Return each entry exactly, with none missing.

#### [Extracted data]
□ □ □ □
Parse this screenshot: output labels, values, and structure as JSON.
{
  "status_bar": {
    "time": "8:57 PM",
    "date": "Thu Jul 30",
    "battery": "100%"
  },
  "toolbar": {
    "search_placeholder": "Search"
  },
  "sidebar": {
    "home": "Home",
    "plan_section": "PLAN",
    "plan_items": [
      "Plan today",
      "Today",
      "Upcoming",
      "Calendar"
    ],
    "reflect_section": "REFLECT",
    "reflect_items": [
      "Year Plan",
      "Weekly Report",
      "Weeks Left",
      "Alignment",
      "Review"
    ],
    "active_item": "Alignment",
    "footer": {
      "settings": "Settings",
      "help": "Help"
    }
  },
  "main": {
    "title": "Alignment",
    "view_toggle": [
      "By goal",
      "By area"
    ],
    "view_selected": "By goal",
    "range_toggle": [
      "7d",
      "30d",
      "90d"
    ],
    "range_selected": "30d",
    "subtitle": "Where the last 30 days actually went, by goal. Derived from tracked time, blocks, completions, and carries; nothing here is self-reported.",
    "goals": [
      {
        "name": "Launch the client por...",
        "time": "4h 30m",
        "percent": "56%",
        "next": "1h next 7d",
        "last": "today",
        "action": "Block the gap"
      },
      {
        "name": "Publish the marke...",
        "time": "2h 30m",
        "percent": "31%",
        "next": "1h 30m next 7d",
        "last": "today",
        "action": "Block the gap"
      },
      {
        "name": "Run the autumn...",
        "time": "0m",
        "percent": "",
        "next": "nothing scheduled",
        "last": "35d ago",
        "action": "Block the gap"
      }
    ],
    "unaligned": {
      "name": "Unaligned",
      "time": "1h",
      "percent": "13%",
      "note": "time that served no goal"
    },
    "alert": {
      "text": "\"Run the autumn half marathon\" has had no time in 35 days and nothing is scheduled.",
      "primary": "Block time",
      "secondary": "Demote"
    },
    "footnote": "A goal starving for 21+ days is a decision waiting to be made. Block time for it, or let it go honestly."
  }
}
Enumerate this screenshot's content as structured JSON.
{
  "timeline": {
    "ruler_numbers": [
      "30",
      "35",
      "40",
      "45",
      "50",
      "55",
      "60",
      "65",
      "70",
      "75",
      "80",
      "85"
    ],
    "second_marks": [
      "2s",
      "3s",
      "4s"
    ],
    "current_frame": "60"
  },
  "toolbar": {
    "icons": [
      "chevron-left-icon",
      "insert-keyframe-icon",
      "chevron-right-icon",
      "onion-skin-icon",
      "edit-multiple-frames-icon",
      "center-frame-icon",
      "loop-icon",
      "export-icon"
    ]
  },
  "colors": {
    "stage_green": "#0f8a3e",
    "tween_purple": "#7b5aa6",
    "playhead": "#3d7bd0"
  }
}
□ □ □ □
#### [Exercise result]
Parse this screenshot: output labels, values, and structure as JSON.
{
  "status_bar": {
    "time": "8:57 PM",
    "date": "Thu Jul 30",
    "battery": "100%"
  },
  "toolbar": {
    "search_placeholder": "Search"
  },
  "sidebar": {
    "home": "Home",
    "plan_section": "PLAN",
    "plan_items": [
      "Plan today",
      "Today",
      "Upcoming",
      "Calendar"
    ],
    "reflect_section": "REFLECT",
    "reflect_items": [
      "Year Plan",
      "Weekly Report",
      "Weeks Left",
      "Alignment",
      "Review"
    ],
    "active_item": "Alignment",
    "footer": {
      "settings": "Settings",
      "help": "Help"
    }
  },
  "main": {
    "title": "Alignment",
    "view_toggle": [
      "By goal",
      "By area"
    ],
    "view_selected": "By goal",
    "range_toggle": [
      "7d",
      "30d",
      "90d"
    ],
    "range_selected": "30d",
    "subtitle": "Where the last 30 days actually went, by goal. Derived from tracked time, blocks, completions, and carries; nothing here is self-reported.",
    "goals": [
      {
        "name": "Launch the client por...",
        "time": "4h 30m",
        "percent": "56%",
        "next": "1h next 7d",
        "last": "today",
        "action": "Block the gap"
      },
      {
        "name": "Publish the marke...",
        "time": "2h 30m",
        "percent": "31%",
        "next": "1h 30m next 7d",
        "last": "today",
        "action": "Block the gap"
      },
      {
        "name": "Run the autumn...",
        "time": "0m",
        "percent": "",
        "next": "nothing scheduled",
        "last": "35d ago",
        "action": "Block the gap"
      }
    ],
    "unaligned": {
      "name": "Unaligned",
      "time": "1h",
      "percent": "13%",
      "note": "time that served no goal"
    },
    "alert": {
      "text": "\"Run the autumn half marathon\" has had no time in 35 days and nothing is scheduled.",
      "primary": "Block time",
      "secondary": "Demote"
    },
    "footnote": "A goal starving for 21+ days is a decision waiting to be made. Block time for it, or let it go honestly."
  }
}
Enumerate this screenshot's content as structured JSON.
{
  "timeline": {
    "ruler_numbers": [
      "30",
      "35",
      "40",
      "45",
      "50",
      "55",
      "60",
      "65",
      "70",
      "75",
      "80",
      "85"
    ],
    "second_marks": [
      "2s",
      "3s",
      "4s"
    ],
    "current_frame": "60"
  },
  "toolbar": {
    "icons": [
      "chevron-left-icon",
      "insert-keyframe-icon",
      "chevron-right-icon",
      "onion-skin-icon",
      "edit-multiple-frames-icon",
      "center-frame-icon",
      "loop-icon",
      "export-icon"
    ]
  },
  "colors": {
    "stage_green": "#0f8a3e",
    "tween_purple": "#7b5aa6",
    "playhead": "#3d7bd0"
  }
}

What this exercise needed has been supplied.